» **Available records**
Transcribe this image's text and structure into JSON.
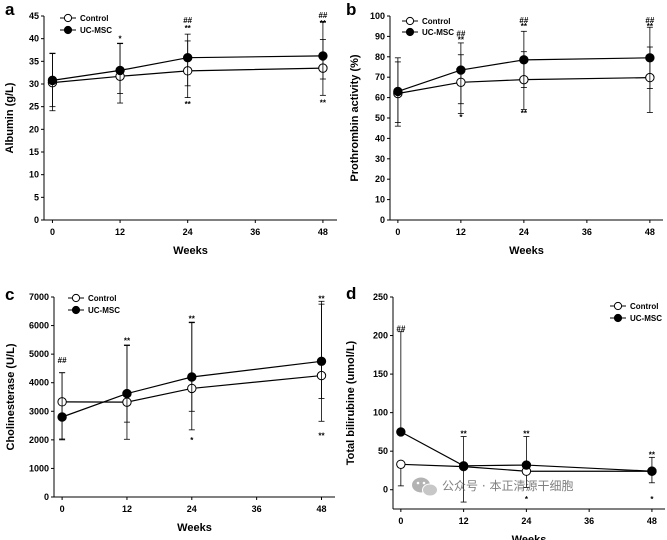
{
  "chart_data": [
    {
      "type": "line",
      "panel": "a",
      "xlabel": "Weeks",
      "ylabel": "Albumin (g/L)",
      "x": [
        0,
        12,
        24,
        48
      ],
      "xticks": [
        0,
        12,
        24,
        36,
        48
      ],
      "xlim": [
        -1.5,
        50.5
      ],
      "ylim": [
        0,
        45
      ],
      "yticks": [
        0,
        5,
        10,
        15,
        20,
        25,
        30,
        35,
        40,
        45
      ],
      "series": [
        {
          "name": "Control",
          "marker": "open",
          "values": [
            30.3,
            31.7,
            32.9,
            33.5
          ],
          "err_up": [
            6.5,
            7.2,
            6.6,
            6.3
          ],
          "err_down": [
            6.2,
            5.9,
            5.9,
            6.0
          ]
        },
        {
          "name": "UC-MSC",
          "marker": "filled",
          "values": [
            30.8,
            33.0,
            35.8,
            36.2
          ],
          "err_up": [
            5.9,
            6.0,
            5.2,
            7.5
          ],
          "err_down": [
            5.8,
            5.1,
            6.2,
            5.1
          ]
        }
      ],
      "legend": {
        "position": "top-left",
        "entries": [
          "Control",
          "UC-MSC"
        ]
      },
      "annotations": [
        {
          "x": 12,
          "y": 40.0,
          "text": "*"
        },
        {
          "x": 24,
          "y": 44.1,
          "text": "##"
        },
        {
          "x": 24,
          "y": 42.3,
          "text": "**"
        },
        {
          "x": 24,
          "y": 25.6,
          "text": "**"
        },
        {
          "x": 48,
          "y": 45.2,
          "text": "##"
        },
        {
          "x": 48,
          "y": 43.5,
          "text": "**"
        },
        {
          "x": 48,
          "y": 25.9,
          "text": "**"
        }
      ]
    },
    {
      "type": "line",
      "panel": "b",
      "xlabel": "Weeks",
      "ylabel": "Prothrombin activity (%)",
      "x": [
        0,
        12,
        24,
        48
      ],
      "xticks": [
        0,
        12,
        24,
        36,
        48
      ],
      "xlim": [
        -1.5,
        50.5
      ],
      "ylim": [
        0,
        100
      ],
      "yticks": [
        0,
        10,
        20,
        30,
        40,
        50,
        60,
        70,
        80,
        90,
        100
      ],
      "series": [
        {
          "name": "Control",
          "marker": "open",
          "values": [
            62.0,
            67.5,
            68.8,
            69.8
          ],
          "err_up": [
            17.5,
            13.5,
            13.7,
            15.0
          ],
          "err_down": [
            16.0,
            15.3,
            14.6,
            17.1
          ]
        },
        {
          "name": "UC-MSC",
          "marker": "filled",
          "values": [
            63.0,
            73.5,
            78.5,
            79.5
          ],
          "err_up": [
            14.5,
            13.3,
            14.0,
            15.0
          ],
          "err_down": [
            15.2,
            16.5,
            13.5,
            15.0
          ]
        }
      ],
      "legend": {
        "position": "top-left",
        "entries": [
          "Control",
          "UC-MSC"
        ]
      },
      "annotations": [
        {
          "x": 12,
          "y": 91.5,
          "text": "##"
        },
        {
          "x": 12,
          "y": 88.5,
          "text": "**"
        },
        {
          "x": 12,
          "y": 50.5,
          "text": "*"
        },
        {
          "x": 24,
          "y": 98.0,
          "text": "##"
        },
        {
          "x": 24,
          "y": 95.0,
          "text": "**"
        },
        {
          "x": 24,
          "y": 52.5,
          "text": "**"
        },
        {
          "x": 48,
          "y": 98.0,
          "text": "##"
        },
        {
          "x": 48,
          "y": 95.0,
          "text": "**"
        }
      ]
    },
    {
      "type": "line",
      "panel": "c",
      "xlabel": "Weeks",
      "ylabel": "Cholinesterase (U/L)",
      "x": [
        0,
        12,
        24,
        48
      ],
      "xticks": [
        0,
        12,
        24,
        36,
        48
      ],
      "xlim": [
        -1.5,
        50.5
      ],
      "ylim": [
        0,
        7000
      ],
      "yticks": [
        0,
        1000,
        2000,
        3000,
        4000,
        5000,
        6000,
        7000
      ],
      "series": [
        {
          "name": "Control",
          "marker": "open",
          "values": [
            3330,
            3320,
            3800,
            4250
          ],
          "err_up": [
            1020,
            1980,
            2300,
            2500
          ],
          "err_down": [
            1300,
            1300,
            1450,
            1600
          ]
        },
        {
          "name": "UC-MSC",
          "marker": "filled",
          "values": [
            2800,
            3620,
            4200,
            4750
          ],
          "err_up": [
            1550,
            1700,
            1920,
            2100
          ],
          "err_down": [
            800,
            1000,
            1200,
            1300
          ]
        }
      ],
      "legend": {
        "position": "top-left",
        "entries": [
          "Control",
          "UC-MSC"
        ]
      },
      "annotations": [
        {
          "x": 0,
          "y": 4800,
          "text": "##"
        },
        {
          "x": 12,
          "y": 5480,
          "text": "**"
        },
        {
          "x": 24,
          "y": 6240,
          "text": "**"
        },
        {
          "x": 24,
          "y": 2000,
          "text": "*"
        },
        {
          "x": 48,
          "y": 6950,
          "text": "**"
        },
        {
          "x": 48,
          "y": 2150,
          "text": "**"
        }
      ]
    },
    {
      "type": "line",
      "panel": "d",
      "xlabel": "Weeks",
      "ylabel": "Total bilirubine (umol/L)",
      "x": [
        0,
        12,
        24,
        48
      ],
      "xticks": [
        0,
        12,
        24,
        36,
        48
      ],
      "xlim": [
        -1.5,
        50.5
      ],
      "ylim": [
        -25,
        250
      ],
      "yticks": [
        0,
        50,
        100,
        150,
        200,
        250
      ],
      "series": [
        {
          "name": "Control",
          "marker": "open",
          "values": [
            33,
            30,
            24,
            24
          ],
          "err_up": [
            0,
            0,
            0,
            0
          ],
          "err_down": [
            28,
            0,
            21,
            0
          ]
        },
        {
          "name": "UC-MSC",
          "marker": "filled",
          "values": [
            75,
            31,
            32,
            24
          ],
          "err_up": [
            130,
            38,
            37,
            18
          ],
          "err_down": [
            0,
            47,
            0,
            15
          ]
        }
      ],
      "legend": {
        "position": "top-right",
        "entries": [
          "Control",
          "UC-MSC"
        ]
      },
      "annotations": [
        {
          "x": 0,
          "y": 209,
          "text": "##"
        },
        {
          "x": 12,
          "y": 73,
          "text": "**"
        },
        {
          "x": 24,
          "y": 73,
          "text": "**"
        },
        {
          "x": 24,
          "y": -12,
          "text": "*"
        },
        {
          "x": 48,
          "y": 46,
          "text": "**"
        },
        {
          "x": 48,
          "y": -12,
          "text": "*"
        }
      ]
    }
  ],
  "watermark": {
    "text": "公众号 · 本正清源干细胞",
    "icon": "wechat-icon"
  }
}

» **Instructions to follow**
Return all of the data exactly as written, and drop the pictures.

» **Solution for this task**
Transcribe this image's text and structure into JSON.
{
  "chart_data": [
    {
      "type": "line",
      "panel": "a",
      "xlabel": "Weeks",
      "ylabel": "Albumin (g/L)",
      "x": [
        0,
        12,
        24,
        48
      ],
      "xticks": [
        0,
        12,
        24,
        36,
        48
      ],
      "xlim": [
        -1.5,
        50.5
      ],
      "ylim": [
        0,
        45
      ],
      "yticks": [
        0,
        5,
        10,
        15,
        20,
        25,
        30,
        35,
        40,
        45
      ],
      "series": [
        {
          "name": "Control",
          "marker": "open",
          "values": [
            30.3,
            31.7,
            32.9,
            33.5
          ],
          "err_up": [
            6.5,
            7.2,
            6.6,
            6.3
          ],
          "err_down": [
            6.2,
            5.9,
            5.9,
            6.0
          ]
        },
        {
          "name": "UC-MSC",
          "marker": "filled",
          "values": [
            30.8,
            33.0,
            35.8,
            36.2
          ],
          "err_up": [
            5.9,
            6.0,
            5.2,
            7.5
          ],
          "err_down": [
            5.8,
            5.1,
            6.2,
            5.1
          ]
        }
      ],
      "legend": {
        "position": "top-left",
        "entries": [
          "Control",
          "UC-MSC"
        ]
      },
      "annotations": [
        {
          "x": 12,
          "y": 40.0,
          "text": "*"
        },
        {
          "x": 24,
          "y": 44.1,
          "text": "##"
        },
        {
          "x": 24,
          "y": 42.3,
          "text": "**"
        },
        {
          "x": 24,
          "y": 25.6,
          "text": "**"
        },
        {
          "x": 48,
          "y": 45.2,
          "text": "##"
        },
        {
          "x": 48,
          "y": 43.5,
          "text": "**"
        },
        {
          "x": 48,
          "y": 25.9,
          "text": "**"
        }
      ]
    },
    {
      "type": "line",
      "panel": "b",
      "xlabel": "Weeks",
      "ylabel": "Prothrombin activity (%)",
      "x": [
        0,
        12,
        24,
        48
      ],
      "xticks": [
        0,
        12,
        24,
        36,
        48
      ],
      "xlim": [
        -1.5,
        50.5
      ],
      "ylim": [
        0,
        100
      ],
      "yticks": [
        0,
        10,
        20,
        30,
        40,
        50,
        60,
        70,
        80,
        90,
        100
      ],
      "series": [
        {
          "name": "Control",
          "marker": "open",
          "values": [
            62.0,
            67.5,
            68.8,
            69.8
          ],
          "err_up": [
            17.5,
            13.5,
            13.7,
            15.0
          ],
          "err_down": [
            16.0,
            15.3,
            14.6,
            17.1
          ]
        },
        {
          "name": "UC-MSC",
          "marker": "filled",
          "values": [
            63.0,
            73.5,
            78.5,
            79.5
          ],
          "err_up": [
            14.5,
            13.3,
            14.0,
            15.0
          ],
          "err_down": [
            15.2,
            16.5,
            13.5,
            15.0
          ]
        }
      ],
      "legend": {
        "position": "top-left",
        "entries": [
          "Control",
          "UC-MSC"
        ]
      },
      "annotations": [
        {
          "x": 12,
          "y": 91.5,
          "text": "##"
        },
        {
          "x": 12,
          "y": 88.5,
          "text": "**"
        },
        {
          "x": 12,
          "y": 50.5,
          "text": "*"
        },
        {
          "x": 24,
          "y": 98.0,
          "text": "##"
        },
        {
          "x": 24,
          "y": 95.0,
          "text": "**"
        },
        {
          "x": 24,
          "y": 52.5,
          "text": "**"
        },
        {
          "x": 48,
          "y": 98.0,
          "text": "##"
        },
        {
          "x": 48,
          "y": 95.0,
          "text": "**"
        }
      ]
    },
    {
      "type": "line",
      "panel": "c",
      "xlabel": "Weeks",
      "ylabel": "Cholinesterase (U/L)",
      "x": [
        0,
        12,
        24,
        48
      ],
      "xticks": [
        0,
        12,
        24,
        36,
        48
      ],
      "xlim": [
        -1.5,
        50.5
      ],
      "ylim": [
        0,
        7000
      ],
      "yticks": [
        0,
        1000,
        2000,
        3000,
        4000,
        5000,
        6000,
        7000
      ],
      "series": [
        {
          "name": "Control",
          "marker": "open",
          "values": [
            3330,
            3320,
            3800,
            4250
          ],
          "err_up": [
            1020,
            1980,
            2300,
            2500
          ],
          "err_down": [
            1300,
            1300,
            1450,
            1600
          ]
        },
        {
          "name": "UC-MSC",
          "marker": "filled",
          "values": [
            2800,
            3620,
            4200,
            4750
          ],
          "err_up": [
            1550,
            1700,
            1920,
            2100
          ],
          "err_down": [
            800,
            1000,
            1200,
            1300
          ]
        }
      ],
      "legend": {
        "position": "top-left",
        "entries": [
          "Control",
          "UC-MSC"
        ]
      },
      "annotations": [
        {
          "x": 0,
          "y": 4800,
          "text": "##"
        },
        {
          "x": 12,
          "y": 5480,
          "text": "**"
        },
        {
          "x": 24,
          "y": 6240,
          "text": "**"
        },
        {
          "x": 24,
          "y": 2000,
          "text": "*"
        },
        {
          "x": 48,
          "y": 6950,
          "text": "**"
        },
        {
          "x": 48,
          "y": 2150,
          "text": "**"
        }
      ]
    },
    {
      "type": "line",
      "panel": "d",
      "xlabel": "Weeks",
      "ylabel": "Total bilirubine (umol/L)",
      "x": [
        0,
        12,
        24,
        48
      ],
      "xticks": [
        0,
        12,
        24,
        36,
        48
      ],
      "xlim": [
        -1.5,
        50.5
      ],
      "ylim": [
        -25,
        250
      ],
      "yticks": [
        0,
        50,
        100,
        150,
        200,
        250
      ],
      "series": [
        {
          "name": "Control",
          "marker": "open",
          "values": [
            33,
            30,
            24,
            24
          ],
          "err_up": [
            0,
            0,
            0,
            0
          ],
          "err_down": [
            28,
            0,
            21,
            0
          ]
        },
        {
          "name": "UC-MSC",
          "marker": "filled",
          "values": [
            75,
            31,
            32,
            24
          ],
          "err_up": [
            130,
            38,
            37,
            18
          ],
          "err_down": [
            0,
            47,
            0,
            15
          ]
        }
      ],
      "legend": {
        "position": "top-right",
        "entries": [
          "Control",
          "UC-MSC"
        ]
      },
      "annotations": [
        {
          "x": 0,
          "y": 209,
          "text": "##"
        },
        {
          "x": 12,
          "y": 73,
          "text": "**"
        },
        {
          "x": 24,
          "y": 73,
          "text": "**"
        },
        {
          "x": 24,
          "y": -12,
          "text": "*"
        },
        {
          "x": 48,
          "y": 46,
          "text": "**"
        },
        {
          "x": 48,
          "y": -12,
          "text": "*"
        }
      ]
    }
  ],
  "watermark": {
    "text": "公众号 · 本正清源干细胞",
    "icon": "wechat-icon"
  }
}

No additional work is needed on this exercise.